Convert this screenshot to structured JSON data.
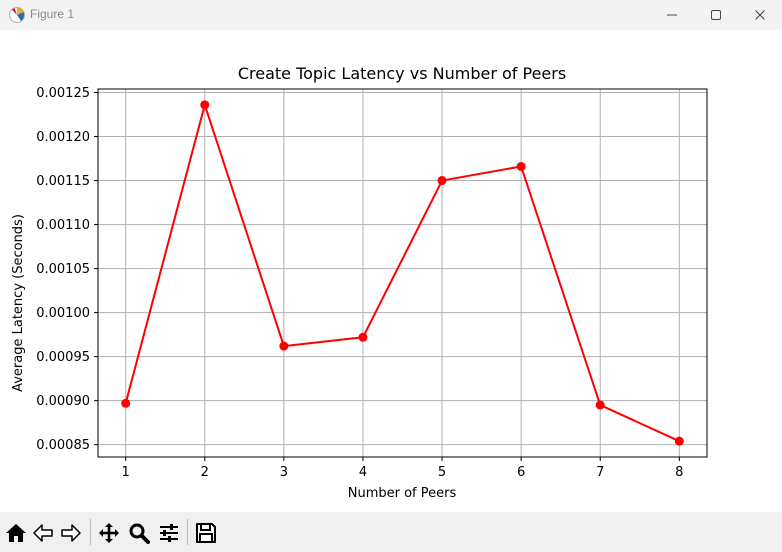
{
  "window": {
    "title": "Figure 1",
    "controls": [
      "minimize-icon",
      "maximize-icon",
      "close-icon"
    ]
  },
  "toolbar": {
    "buttons": [
      "home-icon",
      "back-icon",
      "forward-icon",
      "pan-icon",
      "zoom-icon",
      "configure-subplots-icon",
      "save-icon"
    ]
  },
  "colors": {
    "series": "#ff0000",
    "grid": "#b0b0b0",
    "axes": "#000000"
  },
  "chart_data": {
    "type": "line",
    "title": "Create Topic Latency vs Number of Peers",
    "xlabel": "Number of Peers",
    "ylabel": "Average Latency (Seconds)",
    "x": [
      1,
      2,
      3,
      4,
      5,
      6,
      7,
      8
    ],
    "series": [
      {
        "values": [
          0.000897,
          0.001236,
          0.000962,
          0.000972,
          0.00115,
          0.001166,
          0.000895,
          0.000854
        ],
        "color": "#ff0000",
        "marker": "circle"
      }
    ],
    "xticks": [
      "1",
      "2",
      "3",
      "4",
      "5",
      "6",
      "7",
      "8"
    ],
    "yticks": [
      "0.00085",
      "0.00090",
      "0.00095",
      "0.00100",
      "0.00105",
      "0.00110",
      "0.00115",
      "0.00120",
      "0.00125"
    ],
    "xlim": [
      0.65,
      8.35
    ],
    "ylim": [
      0.000836,
      0.001254
    ],
    "grid": true,
    "legend": "none"
  }
}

■ The request
Your copy should repeat each entry above exactly but contain no pictures.

■ Full answer
Convert this screenshot to structured JSON data.
{
  "window": {
    "title": "Figure 1",
    "controls": [
      "minimize-icon",
      "maximize-icon",
      "close-icon"
    ]
  },
  "toolbar": {
    "buttons": [
      "home-icon",
      "back-icon",
      "forward-icon",
      "pan-icon",
      "zoom-icon",
      "configure-subplots-icon",
      "save-icon"
    ]
  },
  "colors": {
    "series": "#ff0000",
    "grid": "#b0b0b0",
    "axes": "#000000"
  },
  "chart_data": {
    "type": "line",
    "title": "Create Topic Latency vs Number of Peers",
    "xlabel": "Number of Peers",
    "ylabel": "Average Latency (Seconds)",
    "x": [
      1,
      2,
      3,
      4,
      5,
      6,
      7,
      8
    ],
    "series": [
      {
        "values": [
          0.000897,
          0.001236,
          0.000962,
          0.000972,
          0.00115,
          0.001166,
          0.000895,
          0.000854
        ],
        "color": "#ff0000",
        "marker": "circle"
      }
    ],
    "xticks": [
      "1",
      "2",
      "3",
      "4",
      "5",
      "6",
      "7",
      "8"
    ],
    "yticks": [
      "0.00085",
      "0.00090",
      "0.00095",
      "0.00100",
      "0.00105",
      "0.00110",
      "0.00115",
      "0.00120",
      "0.00125"
    ],
    "xlim": [
      0.65,
      8.35
    ],
    "ylim": [
      0.000836,
      0.001254
    ],
    "grid": true,
    "legend": "none"
  }
}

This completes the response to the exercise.